Produce a word-for-word copy of the listing below without its pictures.

*-*-*

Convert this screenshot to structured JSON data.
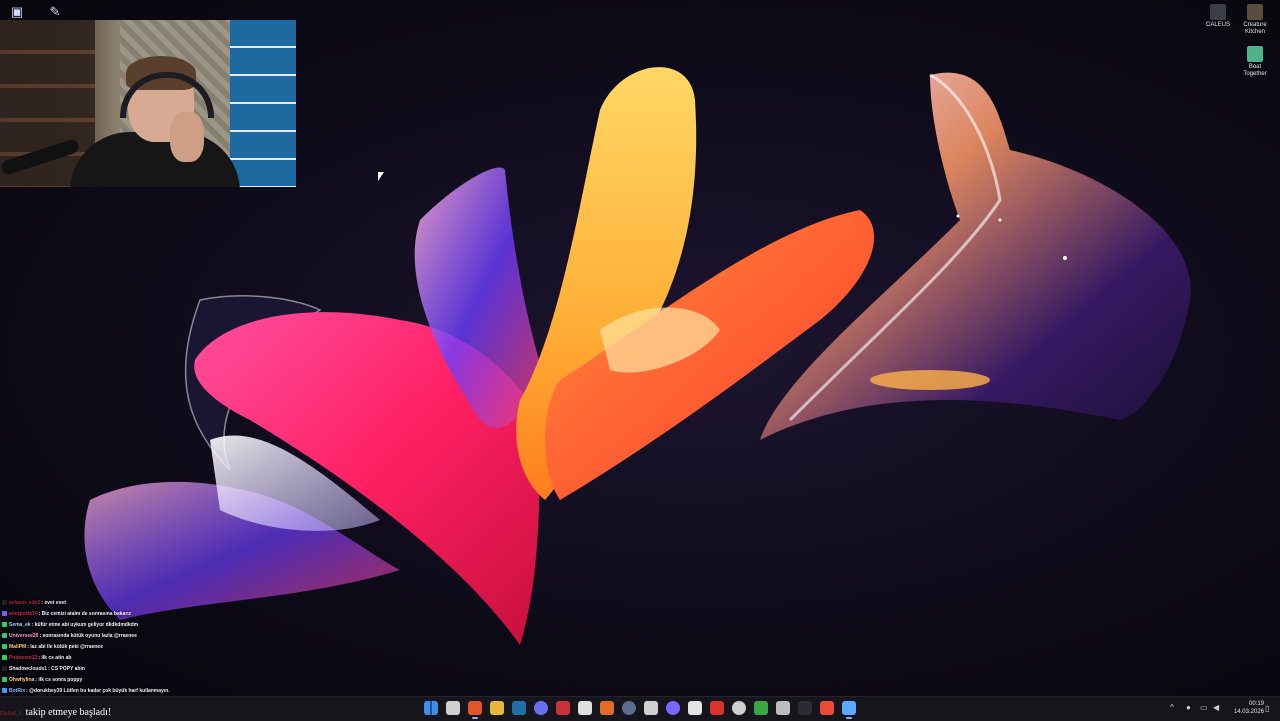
{
  "desktop": {
    "icons": [
      {
        "name": "caleus-shortcut",
        "label": "CALEUS",
        "color": "#3a3f46"
      },
      {
        "name": "creature-kitchen-shortcut",
        "label": "Creature\nKitchen",
        "color": "#5b4d3e"
      },
      {
        "name": "boat-together-shortcut",
        "label": "Boat\nTogether",
        "color": "#4fb28a"
      }
    ]
  },
  "chat": {
    "messages": [
      {
        "user": "aylasm_sdn2",
        "text": ": evet evet",
        "user_color": "#b02038",
        "badge_color": "#2a1f26"
      },
      {
        "user": "overporta10",
        "text": ": Biz cemizi ataim de sonrasına bakarız",
        "user_color": "#d0243b",
        "badge_color": "#7a5cff"
      },
      {
        "user": "Sema_ek",
        "text": ": küfür etme abi uykum geliyor dkdkdmdkdm",
        "user_color": "#9fd3ff",
        "badge_color": "#2bd167"
      },
      {
        "user": "Universee26",
        "text": ": sonrasında kütük oyunu lazla @rraenee",
        "user_color": "#ff9bd0",
        "badge_color": "#2bd167"
      },
      {
        "user": "MaliPM",
        "text": ": laz abi ile kütük peki @rraenee",
        "user_color": "#ffcc66",
        "badge_color": "#2bd167"
      },
      {
        "user": "Pobocent12",
        "text": ": ilk cs atin ab",
        "user_color": "#c2304a",
        "badge_color": "#2bd167"
      },
      {
        "user": "Shadowclouds1",
        "text": ": CS POPY abin",
        "user_color": "#e8e8e8",
        "badge_color": "#1f1f26"
      },
      {
        "user": "Ohwhylina",
        "text": ": ilk cs sonra poppy",
        "user_color": "#ffd27a",
        "badge_color": "#2bd167"
      },
      {
        "user": "BotRix",
        "text": ": @dorukbey39 Lütfen bu kadar çok büyük harf kullanmayın.",
        "user_color": "#7fbfff",
        "badge_color": "#3aa0ff"
      }
    ]
  },
  "follow_alert": {
    "name": "ElsSol_1",
    "text": "takip etmeye başladı!"
  },
  "taskbar": {
    "apps": [
      {
        "name": "start-button",
        "color": "#3b8fea"
      },
      {
        "name": "search-icon",
        "color": "#d0d0d0"
      },
      {
        "name": "brave-browser-icon",
        "color": "#e2552a"
      },
      {
        "name": "file-explorer-icon",
        "color": "#e8b83a"
      },
      {
        "name": "steam-icon",
        "color": "#1f6fa8"
      },
      {
        "name": "discord-icon",
        "color": "#6a6ff0"
      },
      {
        "name": "media-app-icon",
        "color": "#c8323a"
      },
      {
        "name": "capcut-icon",
        "color": "#e0e0e0"
      },
      {
        "name": "autodesk-icon",
        "color": "#e26b2a"
      },
      {
        "name": "app-circle-icon",
        "color": "#5c6b8e"
      },
      {
        "name": "chatgpt-icon",
        "color": "#cfcfcf"
      },
      {
        "name": "obs-studio-icon",
        "color": "#7766ff"
      },
      {
        "name": "feather-icon",
        "color": "#e4e4e4"
      },
      {
        "name": "adobe-acrobat-icon",
        "color": "#d9342b"
      },
      {
        "name": "settings-gear-icon",
        "color": "#cfcfcf"
      },
      {
        "name": "minecraft-icon",
        "color": "#3aa845"
      },
      {
        "name": "tool-icon",
        "color": "#bdbdbd"
      },
      {
        "name": "app-dark-icon",
        "color": "#2b2b33"
      },
      {
        "name": "pen-icon",
        "color": "#ea4b36"
      },
      {
        "name": "vpn-icon",
        "color": "#5aa8ff"
      }
    ],
    "time": "00:19",
    "date": "14.03.2026"
  }
}
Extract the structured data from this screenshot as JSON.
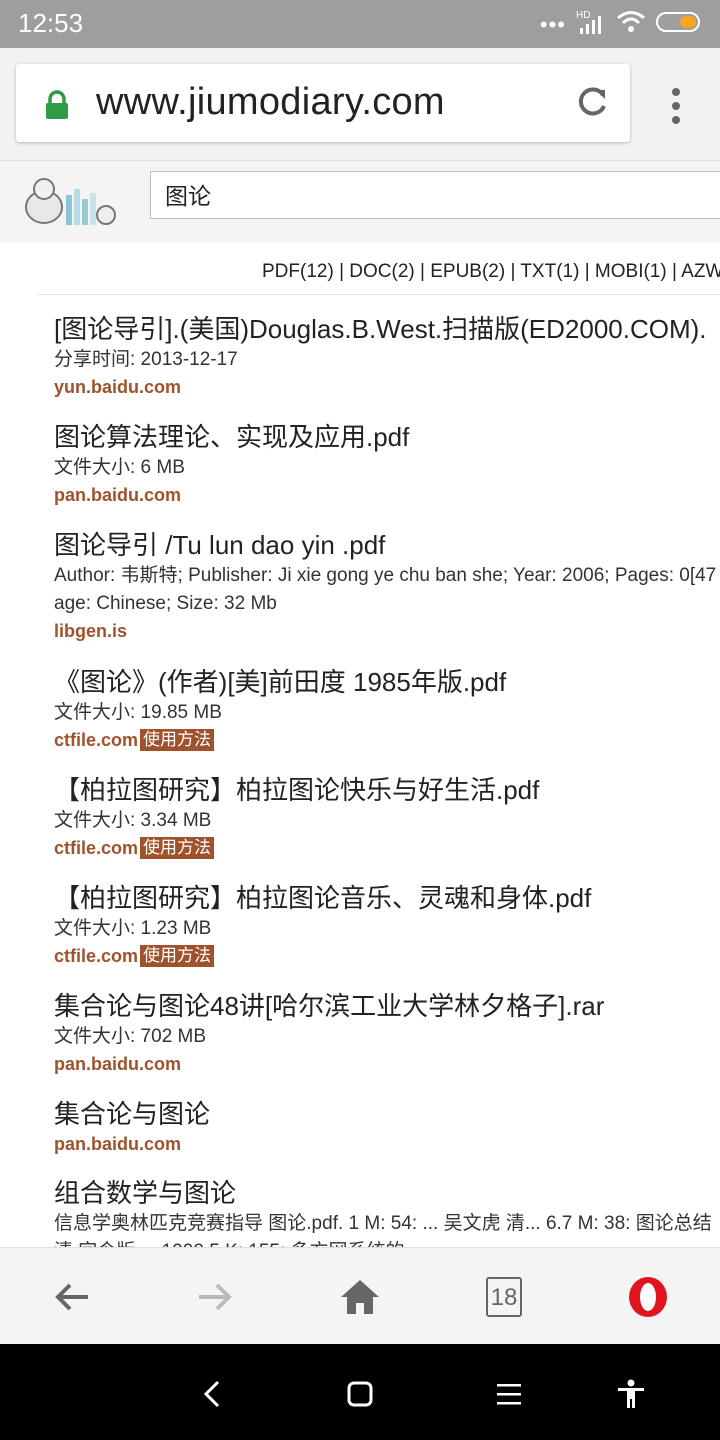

*-*-*

- [Output for this exercise]:
Convert this screenshot to structured JSON data.
{
  "desktop": {
    "icons": [
      {
        "name": "caleus-shortcut",
        "label": "CALEUS",
        "color": "#3a3f46"
      },
      {
        "name": "creature-kitchen-shortcut",
        "label": "Creature\nKitchen",
        "color": "#5b4d3e"
      },
      {
        "name": "boat-together-shortcut",
        "label": "Boat\nTogether",
        "color": "#4fb28a"
      }
    ]
  },
  "chat": {
    "messages": [
      {
        "user": "aylasm_sdn2",
        "text": ": evet evet",
        "user_color": "#b02038",
        "badge_color": "#2a1f26"
      },
      {
        "user": "overporta10",
        "text": ": Biz cemizi ataim de sonrasına bakarız",
        "user_color": "#d0243b",
        "badge_color": "#7a5cff"
      },
      {
        "user": "Sema_ek",
        "text": ": küfür etme abi uykum geliyor dkdkdmdkdm",
        "user_color": "#9fd3ff",
        "badge_color": "#2bd167"
      },
      {
        "user": "Universee26",
        "text": ": sonrasında kütük oyunu lazla @rraenee",
        "user_color": "#ff9bd0",
        "badge_color": "#2bd167"
      },
      {
        "user": "MaliPM",
        "text": ": laz abi ile kütük peki @rraenee",
        "user_color": "#ffcc66",
        "badge_color": "#2bd167"
      },
      {
        "user": "Pobocent12",
        "text": ": ilk cs atin ab",
        "user_color": "#c2304a",
        "badge_color": "#2bd167"
      },
      {
        "user": "Shadowclouds1",
        "text": ": CS POPY abin",
        "user_color": "#e8e8e8",
        "badge_color": "#1f1f26"
      },
      {
        "user": "Ohwhylina",
        "text": ": ilk cs sonra poppy",
        "user_color": "#ffd27a",
        "badge_color": "#2bd167"
      },
      {
        "user": "BotRix",
        "text": ": @dorukbey39 Lütfen bu kadar çok büyük harf kullanmayın.",
        "user_color": "#7fbfff",
        "badge_color": "#3aa0ff"
      }
    ]
  },
  "follow_alert": {
    "name": "ElsSol_1",
    "text": "takip etmeye başladı!"
  },
  "taskbar": {
    "apps": [
      {
        "name": "start-button",
        "color": "#3b8fea"
      },
      {
        "name": "search-icon",
        "color": "#d0d0d0"
      },
      {
        "name": "brave-browser-icon",
        "color": "#e2552a"
      },
      {
        "name": "file-explorer-icon",
        "color": "#e8b83a"
      },
      {
        "name": "steam-icon",
        "color": "#1f6fa8"
      },
      {
        "name": "discord-icon",
        "color": "#6a6ff0"
      },
      {
        "name": "media-app-icon",
        "color": "#c8323a"
      },
      {
        "name": "capcut-icon",
        "color": "#e0e0e0"
      },
      {
        "name": "autodesk-icon",
        "color": "#e26b2a"
      },
      {
        "name": "app-circle-icon",
        "color": "#5c6b8e"
      },
      {
        "name": "chatgpt-icon",
        "color": "#cfcfcf"
      },
      {
        "name": "obs-studio-icon",
        "color": "#7766ff"
      },
      {
        "name": "feather-icon",
        "color": "#e4e4e4"
      },
      {
        "name": "adobe-acrobat-icon",
        "color": "#d9342b"
      },
      {
        "name": "settings-gear-icon",
        "color": "#cfcfcf"
      },
      {
        "name": "minecraft-icon",
        "color": "#3aa845"
      },
      {
        "name": "tool-icon",
        "color": "#bdbdbd"
      },
      {
        "name": "app-dark-icon",
        "color": "#2b2b33"
      },
      {
        "name": "pen-icon",
        "color": "#ea4b36"
      },
      {
        "name": "vpn-icon",
        "color": "#5aa8ff"
      }
    ],
    "time": "00:19",
    "date": "14.03.2026"
  }
}
Extract the structured data from this screenshot as JSON.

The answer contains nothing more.